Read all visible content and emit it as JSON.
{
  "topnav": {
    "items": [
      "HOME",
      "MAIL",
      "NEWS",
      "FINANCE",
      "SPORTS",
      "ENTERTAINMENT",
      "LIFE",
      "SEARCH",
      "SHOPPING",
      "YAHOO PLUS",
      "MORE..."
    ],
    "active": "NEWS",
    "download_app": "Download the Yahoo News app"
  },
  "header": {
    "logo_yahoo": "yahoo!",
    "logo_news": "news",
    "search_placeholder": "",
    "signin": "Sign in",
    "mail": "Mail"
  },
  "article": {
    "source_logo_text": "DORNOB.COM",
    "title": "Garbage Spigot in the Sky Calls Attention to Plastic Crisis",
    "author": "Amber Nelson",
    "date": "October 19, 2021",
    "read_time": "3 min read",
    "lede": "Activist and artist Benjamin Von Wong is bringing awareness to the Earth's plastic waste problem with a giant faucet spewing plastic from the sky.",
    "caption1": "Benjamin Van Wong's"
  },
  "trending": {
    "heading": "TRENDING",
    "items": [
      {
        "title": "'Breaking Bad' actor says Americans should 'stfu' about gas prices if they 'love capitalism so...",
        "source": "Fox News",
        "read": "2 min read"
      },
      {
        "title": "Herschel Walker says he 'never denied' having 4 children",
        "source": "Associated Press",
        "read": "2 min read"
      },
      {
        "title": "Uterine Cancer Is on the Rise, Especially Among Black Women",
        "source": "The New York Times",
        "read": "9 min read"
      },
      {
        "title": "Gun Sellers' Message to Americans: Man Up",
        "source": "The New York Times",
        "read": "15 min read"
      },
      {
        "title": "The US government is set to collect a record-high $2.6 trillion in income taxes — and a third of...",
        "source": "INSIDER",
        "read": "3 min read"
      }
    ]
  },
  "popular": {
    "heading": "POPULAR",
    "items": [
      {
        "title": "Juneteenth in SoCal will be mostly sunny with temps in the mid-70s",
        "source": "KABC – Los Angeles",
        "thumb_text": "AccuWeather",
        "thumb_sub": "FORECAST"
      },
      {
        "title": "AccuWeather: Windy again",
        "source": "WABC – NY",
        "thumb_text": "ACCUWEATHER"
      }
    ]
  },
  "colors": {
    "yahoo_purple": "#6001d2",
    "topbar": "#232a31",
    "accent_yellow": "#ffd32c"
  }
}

○ ○ ○ ○

### GOAL
Set down the listing above in full, please, exactly as it appears.

### THE ANSWER
Read all visible content and emit it as JSON.
{
  "topnav": {
    "items": [
      "HOME",
      "MAIL",
      "NEWS",
      "FINANCE",
      "SPORTS",
      "ENTERTAINMENT",
      "LIFE",
      "SEARCH",
      "SHOPPING",
      "YAHOO PLUS",
      "MORE..."
    ],
    "active": "NEWS",
    "download_app": "Download the Yahoo News app"
  },
  "header": {
    "logo_yahoo": "yahoo!",
    "logo_news": "news",
    "search_placeholder": "",
    "signin": "Sign in",
    "mail": "Mail"
  },
  "article": {
    "source_logo_text": "DORNOB.COM",
    "title": "Garbage Spigot in the Sky Calls Attention to Plastic Crisis",
    "author": "Amber Nelson",
    "date": "October 19, 2021",
    "read_time": "3 min read",
    "lede": "Activist and artist Benjamin Von Wong is bringing awareness to the Earth's plastic waste problem with a giant faucet spewing plastic from the sky.",
    "caption1": "Benjamin Van Wong's"
  },
  "trending": {
    "heading": "TRENDING",
    "items": [
      {
        "title": "'Breaking Bad' actor says Americans should 'stfu' about gas prices if they 'love capitalism so...",
        "source": "Fox News",
        "read": "2 min read"
      },
      {
        "title": "Herschel Walker says he 'never denied' having 4 children",
        "source": "Associated Press",
        "read": "2 min read"
      },
      {
        "title": "Uterine Cancer Is on the Rise, Especially Among Black Women",
        "source": "The New York Times",
        "read": "9 min read"
      },
      {
        "title": "Gun Sellers' Message to Americans: Man Up",
        "source": "The New York Times",
        "read": "15 min read"
      },
      {
        "title": "The US government is set to collect a record-high $2.6 trillion in income taxes — and a third of...",
        "source": "INSIDER",
        "read": "3 min read"
      }
    ]
  },
  "popular": {
    "heading": "POPULAR",
    "items": [
      {
        "title": "Juneteenth in SoCal will be mostly sunny with temps in the mid-70s",
        "source": "KABC – Los Angeles",
        "thumb_text": "AccuWeather",
        "thumb_sub": "FORECAST"
      },
      {
        "title": "AccuWeather: Windy again",
        "source": "WABC – NY",
        "thumb_text": "ACCUWEATHER"
      }
    ]
  },
  "colors": {
    "yahoo_purple": "#6001d2",
    "topbar": "#232a31",
    "accent_yellow": "#ffd32c"
  }
}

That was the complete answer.